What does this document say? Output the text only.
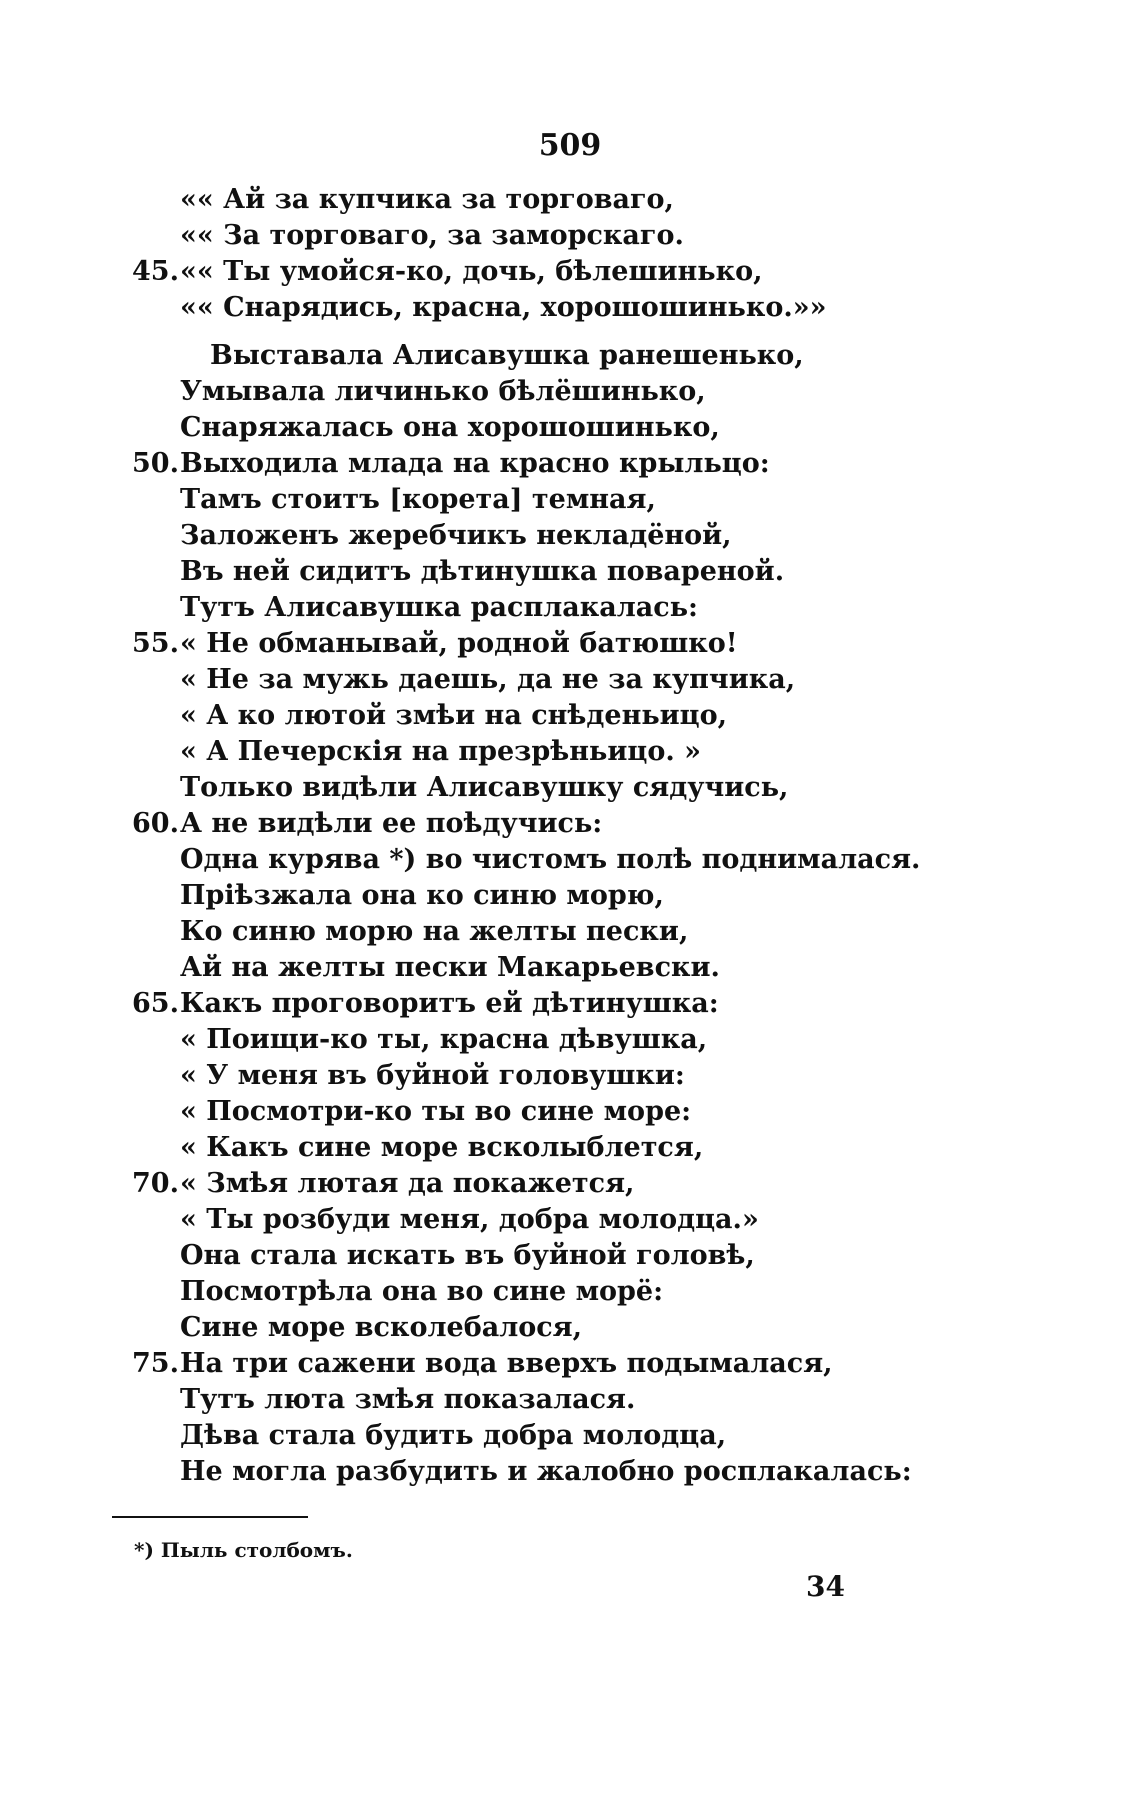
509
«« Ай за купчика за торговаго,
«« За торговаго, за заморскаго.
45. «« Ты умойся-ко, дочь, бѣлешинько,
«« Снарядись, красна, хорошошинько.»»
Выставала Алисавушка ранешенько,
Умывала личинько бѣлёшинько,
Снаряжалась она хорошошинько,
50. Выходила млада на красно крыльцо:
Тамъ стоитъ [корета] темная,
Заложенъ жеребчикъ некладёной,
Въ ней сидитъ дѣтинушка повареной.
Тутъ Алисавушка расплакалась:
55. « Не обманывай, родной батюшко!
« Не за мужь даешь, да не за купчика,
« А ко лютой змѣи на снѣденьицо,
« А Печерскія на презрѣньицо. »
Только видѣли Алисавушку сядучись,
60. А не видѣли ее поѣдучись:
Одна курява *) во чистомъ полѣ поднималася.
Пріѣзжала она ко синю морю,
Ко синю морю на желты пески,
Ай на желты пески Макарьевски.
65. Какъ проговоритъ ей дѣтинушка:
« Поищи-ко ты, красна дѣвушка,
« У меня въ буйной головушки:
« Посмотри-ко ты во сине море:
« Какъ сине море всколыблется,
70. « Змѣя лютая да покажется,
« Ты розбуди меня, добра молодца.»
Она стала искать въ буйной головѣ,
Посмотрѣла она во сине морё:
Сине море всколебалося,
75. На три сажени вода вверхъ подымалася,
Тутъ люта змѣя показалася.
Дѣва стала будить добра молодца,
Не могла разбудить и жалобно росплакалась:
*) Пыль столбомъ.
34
------------------------------------------------------------------------
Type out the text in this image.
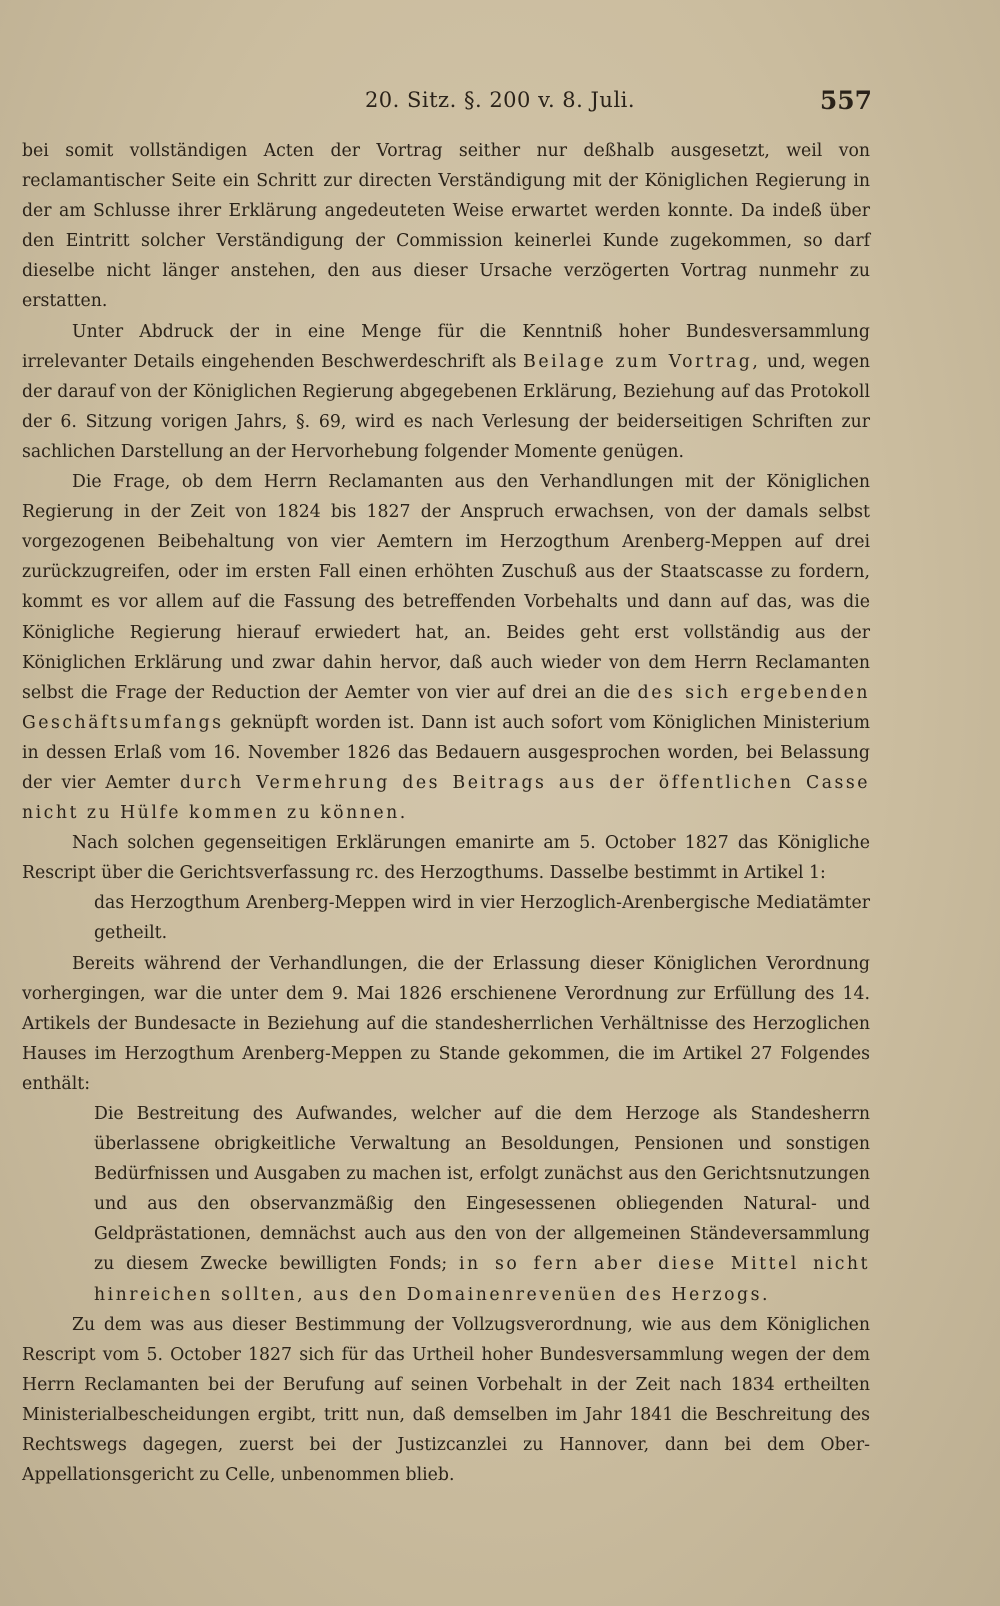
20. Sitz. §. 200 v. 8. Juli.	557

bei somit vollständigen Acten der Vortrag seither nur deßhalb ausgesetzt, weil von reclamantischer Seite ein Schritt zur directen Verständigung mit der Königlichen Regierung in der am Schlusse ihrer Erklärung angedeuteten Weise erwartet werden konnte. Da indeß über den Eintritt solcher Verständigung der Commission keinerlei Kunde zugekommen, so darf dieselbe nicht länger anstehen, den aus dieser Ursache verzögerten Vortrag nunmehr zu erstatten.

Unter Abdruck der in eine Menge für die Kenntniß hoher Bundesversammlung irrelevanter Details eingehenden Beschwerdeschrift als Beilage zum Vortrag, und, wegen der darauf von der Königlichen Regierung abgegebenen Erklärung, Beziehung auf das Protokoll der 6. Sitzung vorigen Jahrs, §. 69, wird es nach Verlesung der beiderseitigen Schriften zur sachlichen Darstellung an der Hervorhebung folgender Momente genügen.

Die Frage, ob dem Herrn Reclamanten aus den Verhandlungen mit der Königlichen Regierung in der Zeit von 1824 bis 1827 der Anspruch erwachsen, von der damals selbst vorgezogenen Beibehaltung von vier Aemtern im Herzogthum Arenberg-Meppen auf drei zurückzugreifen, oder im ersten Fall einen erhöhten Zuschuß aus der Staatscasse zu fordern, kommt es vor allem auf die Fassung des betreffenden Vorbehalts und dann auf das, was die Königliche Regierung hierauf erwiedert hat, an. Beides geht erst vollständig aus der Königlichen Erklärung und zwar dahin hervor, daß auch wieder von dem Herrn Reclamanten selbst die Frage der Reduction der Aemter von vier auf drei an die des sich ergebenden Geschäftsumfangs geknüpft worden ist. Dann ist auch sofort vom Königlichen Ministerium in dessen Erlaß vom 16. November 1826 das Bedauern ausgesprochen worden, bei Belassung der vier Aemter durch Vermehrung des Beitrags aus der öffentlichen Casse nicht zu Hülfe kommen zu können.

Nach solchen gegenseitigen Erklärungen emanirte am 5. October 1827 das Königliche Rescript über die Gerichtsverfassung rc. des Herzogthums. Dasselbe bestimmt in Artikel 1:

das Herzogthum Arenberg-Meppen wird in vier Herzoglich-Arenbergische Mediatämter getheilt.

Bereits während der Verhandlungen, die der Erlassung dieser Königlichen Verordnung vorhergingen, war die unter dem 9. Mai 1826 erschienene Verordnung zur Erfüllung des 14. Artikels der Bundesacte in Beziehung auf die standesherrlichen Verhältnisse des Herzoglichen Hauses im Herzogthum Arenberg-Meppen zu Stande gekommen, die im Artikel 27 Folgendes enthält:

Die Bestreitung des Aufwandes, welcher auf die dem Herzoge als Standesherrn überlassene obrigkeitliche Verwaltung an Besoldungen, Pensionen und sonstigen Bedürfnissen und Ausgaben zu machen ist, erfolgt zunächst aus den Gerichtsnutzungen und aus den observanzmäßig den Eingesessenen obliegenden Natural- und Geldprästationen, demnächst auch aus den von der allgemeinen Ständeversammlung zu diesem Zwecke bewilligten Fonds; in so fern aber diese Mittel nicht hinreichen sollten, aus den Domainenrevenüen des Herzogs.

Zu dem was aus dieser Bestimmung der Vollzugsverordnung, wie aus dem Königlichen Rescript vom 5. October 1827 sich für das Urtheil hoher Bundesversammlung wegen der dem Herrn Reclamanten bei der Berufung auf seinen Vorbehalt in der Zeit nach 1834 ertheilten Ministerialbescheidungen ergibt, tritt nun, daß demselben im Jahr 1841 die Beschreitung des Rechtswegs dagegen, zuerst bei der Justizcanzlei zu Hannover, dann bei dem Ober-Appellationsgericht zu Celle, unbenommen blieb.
------------------------------------------------------------------------
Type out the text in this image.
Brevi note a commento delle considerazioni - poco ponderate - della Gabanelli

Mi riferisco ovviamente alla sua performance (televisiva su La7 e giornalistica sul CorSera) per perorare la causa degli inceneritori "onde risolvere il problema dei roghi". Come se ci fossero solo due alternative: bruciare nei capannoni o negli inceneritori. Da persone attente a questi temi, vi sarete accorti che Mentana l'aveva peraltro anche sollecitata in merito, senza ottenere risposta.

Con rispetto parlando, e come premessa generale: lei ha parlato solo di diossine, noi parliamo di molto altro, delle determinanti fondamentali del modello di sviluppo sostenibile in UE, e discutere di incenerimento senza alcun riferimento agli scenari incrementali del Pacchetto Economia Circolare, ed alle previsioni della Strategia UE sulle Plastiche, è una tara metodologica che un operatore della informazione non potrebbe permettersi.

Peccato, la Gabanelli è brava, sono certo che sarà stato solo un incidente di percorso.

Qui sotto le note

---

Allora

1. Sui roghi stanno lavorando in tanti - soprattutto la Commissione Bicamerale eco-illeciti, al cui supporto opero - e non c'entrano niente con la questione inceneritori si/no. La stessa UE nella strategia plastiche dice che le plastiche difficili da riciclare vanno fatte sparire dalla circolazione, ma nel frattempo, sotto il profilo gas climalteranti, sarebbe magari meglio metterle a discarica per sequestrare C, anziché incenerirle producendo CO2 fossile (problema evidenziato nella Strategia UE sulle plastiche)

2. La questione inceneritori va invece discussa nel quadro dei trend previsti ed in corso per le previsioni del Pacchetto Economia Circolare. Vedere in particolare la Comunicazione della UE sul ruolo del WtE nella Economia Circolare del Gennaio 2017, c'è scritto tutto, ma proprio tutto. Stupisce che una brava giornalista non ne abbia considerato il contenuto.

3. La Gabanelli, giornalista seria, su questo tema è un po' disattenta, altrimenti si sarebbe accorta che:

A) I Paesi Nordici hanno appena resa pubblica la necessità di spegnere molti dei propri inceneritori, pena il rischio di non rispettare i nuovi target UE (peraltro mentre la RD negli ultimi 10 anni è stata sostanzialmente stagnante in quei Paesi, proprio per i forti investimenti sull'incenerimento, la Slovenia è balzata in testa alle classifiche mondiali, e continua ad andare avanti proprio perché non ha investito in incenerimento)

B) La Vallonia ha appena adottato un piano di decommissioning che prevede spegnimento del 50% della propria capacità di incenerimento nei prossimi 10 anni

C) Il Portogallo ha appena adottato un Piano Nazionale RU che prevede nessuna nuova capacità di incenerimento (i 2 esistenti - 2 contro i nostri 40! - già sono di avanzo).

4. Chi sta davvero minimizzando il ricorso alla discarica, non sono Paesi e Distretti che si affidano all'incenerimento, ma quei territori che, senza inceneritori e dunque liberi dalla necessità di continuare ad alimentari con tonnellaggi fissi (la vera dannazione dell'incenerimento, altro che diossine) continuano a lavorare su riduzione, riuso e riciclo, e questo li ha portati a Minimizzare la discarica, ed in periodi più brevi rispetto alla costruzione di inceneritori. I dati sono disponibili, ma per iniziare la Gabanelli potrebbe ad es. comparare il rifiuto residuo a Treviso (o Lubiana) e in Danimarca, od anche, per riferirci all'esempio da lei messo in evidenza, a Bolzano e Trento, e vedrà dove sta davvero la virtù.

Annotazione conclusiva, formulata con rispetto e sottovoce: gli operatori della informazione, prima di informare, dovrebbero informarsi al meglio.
------------------------------------------------------------------------
--- Your instructions ---
Find every line that includes the string "dieser". Report how many there are and nothing else.

--- The reply ---
3